↓↓↓
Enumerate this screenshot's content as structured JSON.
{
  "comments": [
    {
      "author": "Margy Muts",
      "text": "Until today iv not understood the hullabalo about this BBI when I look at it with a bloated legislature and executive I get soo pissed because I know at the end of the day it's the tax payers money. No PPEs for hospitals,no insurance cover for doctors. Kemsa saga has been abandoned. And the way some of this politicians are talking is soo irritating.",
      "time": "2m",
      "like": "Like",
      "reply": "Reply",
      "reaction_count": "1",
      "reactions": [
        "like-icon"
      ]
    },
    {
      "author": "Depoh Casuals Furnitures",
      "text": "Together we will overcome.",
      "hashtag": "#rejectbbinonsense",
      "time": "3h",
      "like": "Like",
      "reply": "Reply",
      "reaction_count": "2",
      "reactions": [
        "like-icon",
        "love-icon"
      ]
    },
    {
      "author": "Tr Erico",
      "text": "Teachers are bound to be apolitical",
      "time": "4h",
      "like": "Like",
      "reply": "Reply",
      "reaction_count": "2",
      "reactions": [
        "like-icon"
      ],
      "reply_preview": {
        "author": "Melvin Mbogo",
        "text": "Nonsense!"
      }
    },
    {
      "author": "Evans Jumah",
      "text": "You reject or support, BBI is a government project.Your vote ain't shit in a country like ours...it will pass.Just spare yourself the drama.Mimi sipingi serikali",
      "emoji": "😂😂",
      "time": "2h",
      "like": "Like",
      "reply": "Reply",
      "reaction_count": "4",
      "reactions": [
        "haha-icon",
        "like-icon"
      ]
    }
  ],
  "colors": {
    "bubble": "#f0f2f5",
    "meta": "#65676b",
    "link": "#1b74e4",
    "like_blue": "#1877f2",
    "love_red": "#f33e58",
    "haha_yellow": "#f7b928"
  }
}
↑↑↑
GOAL OF THE EXERCISE:
Repeat the material from above exactly, word for word.

CORRECT OUTPUT:
Enumerate this screenshot's content as structured JSON.
{
  "comments": [
    {
      "author": "Margy Muts",
      "text": "Until today iv not understood the hullabalo about this BBI when I look at it with a bloated legislature and executive I get soo pissed because I know at the end of the day it's the tax payers money. No PPEs for hospitals,no insurance cover for doctors. Kemsa saga has been abandoned. And the way some of this politicians are talking is soo irritating.",
      "time": "2m",
      "like": "Like",
      "reply": "Reply",
      "reaction_count": "1",
      "reactions": [
        "like-icon"
      ]
    },
    {
      "author": "Depoh Casuals Furnitures",
      "text": "Together we will overcome.",
      "hashtag": "#rejectbbinonsense",
      "time": "3h",
      "like": "Like",
      "reply": "Reply",
      "reaction_count": "2",
      "reactions": [
        "like-icon",
        "love-icon"
      ]
    },
    {
      "author": "Tr Erico",
      "text": "Teachers are bound to be apolitical",
      "time": "4h",
      "like": "Like",
      "reply": "Reply",
      "reaction_count": "2",
      "reactions": [
        "like-icon"
      ],
      "reply_preview": {
        "author": "Melvin Mbogo",
        "text": "Nonsense!"
      }
    },
    {
      "author": "Evans Jumah",
      "text": "You reject or support, BBI is a government project.Your vote ain't shit in a country like ours...it will pass.Just spare yourself the drama.Mimi sipingi serikali",
      "emoji": "😂😂",
      "time": "2h",
      "like": "Like",
      "reply": "Reply",
      "reaction_count": "4",
      "reactions": [
        "haha-icon",
        "like-icon"
      ]
    }
  ],
  "colors": {
    "bubble": "#f0f2f5",
    "meta": "#65676b",
    "link": "#1b74e4",
    "like_blue": "#1877f2",
    "love_red": "#f33e58",
    "haha_yellow": "#f7b928"
  }
}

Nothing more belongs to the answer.